***** Provided data *****
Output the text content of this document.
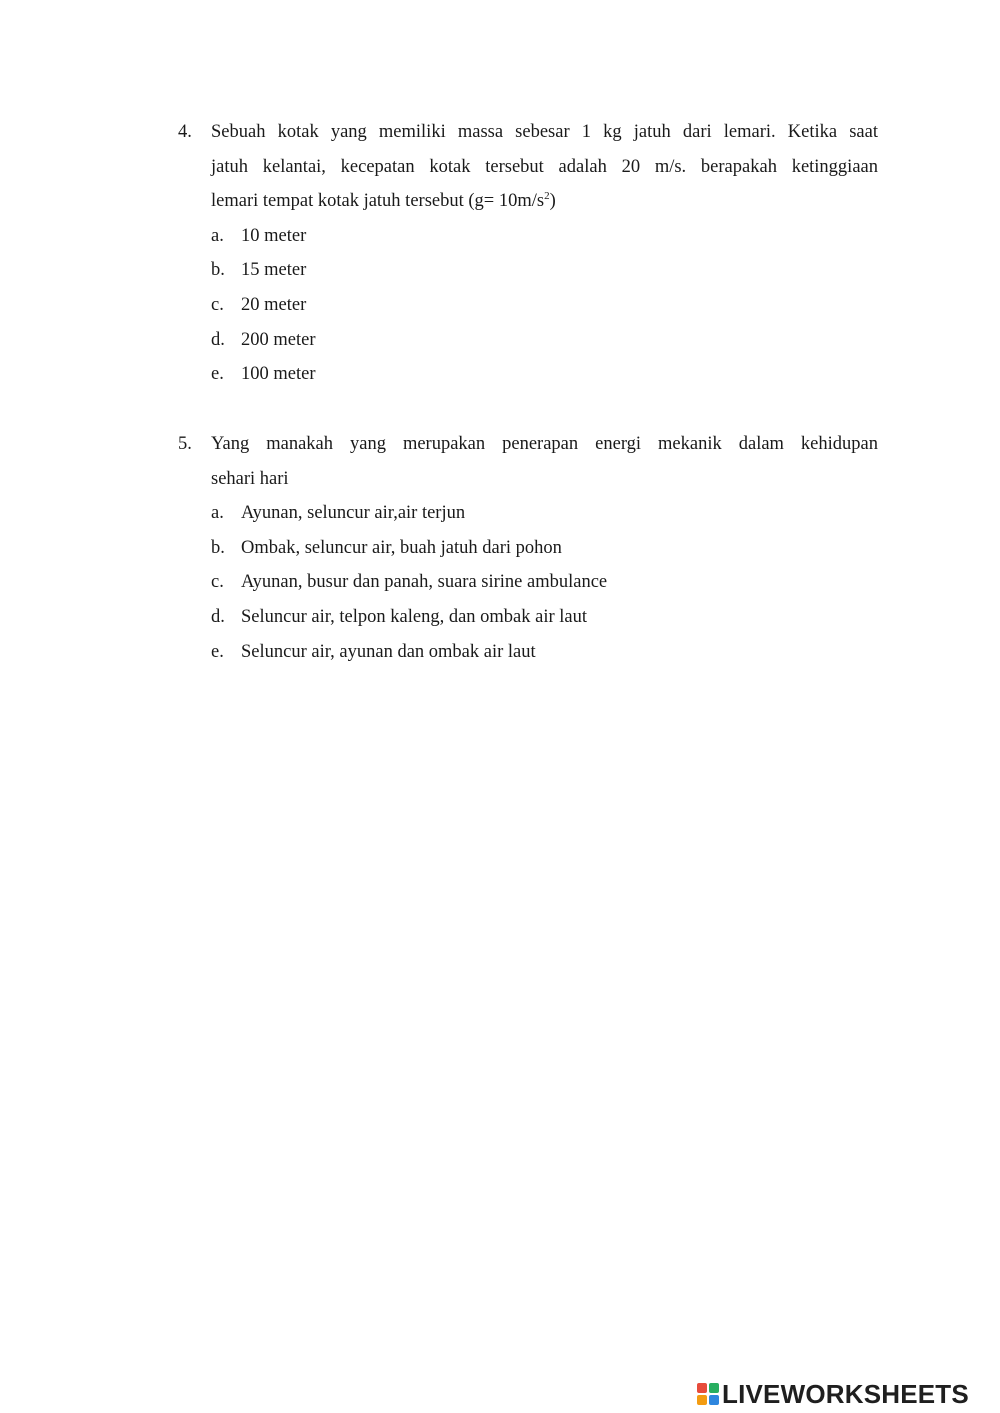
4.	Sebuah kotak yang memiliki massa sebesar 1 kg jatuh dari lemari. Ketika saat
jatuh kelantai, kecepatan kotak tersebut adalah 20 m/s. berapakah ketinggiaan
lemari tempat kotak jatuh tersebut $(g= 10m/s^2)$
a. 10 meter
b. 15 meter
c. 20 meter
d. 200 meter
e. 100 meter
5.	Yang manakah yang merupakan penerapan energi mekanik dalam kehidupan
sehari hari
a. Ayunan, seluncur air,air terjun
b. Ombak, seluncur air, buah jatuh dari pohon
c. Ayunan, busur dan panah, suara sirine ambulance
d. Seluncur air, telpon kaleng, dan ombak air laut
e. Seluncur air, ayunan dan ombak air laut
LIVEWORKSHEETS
*****
Quote the data above in full, leaving out the pictures it holds.

→ **Correct response**:
Output the text content of this document.
4.	Sebuah kotak yang memiliki massa sebesar 1 kg jatuh dari lemari. Ketika saat
jatuh kelantai, kecepatan kotak tersebut adalah 20 m/s. berapakah ketinggiaan
lemari tempat kotak jatuh tersebut $(g= 10m/s^2)$
a. 10 meter
b. 15 meter
c. 20 meter
d. 200 meter
e. 100 meter
5.	Yang manakah yang merupakan penerapan energi mekanik dalam kehidupan
sehari hari
a. Ayunan, seluncur air,air terjun
b. Ombak, seluncur air, buah jatuh dari pohon
c. Ayunan, busur dan panah, suara sirine ambulance
d. Seluncur air, telpon kaleng, dan ombak air laut
e. Seluncur air, ayunan dan ombak air laut
LIVEWORKSHEETS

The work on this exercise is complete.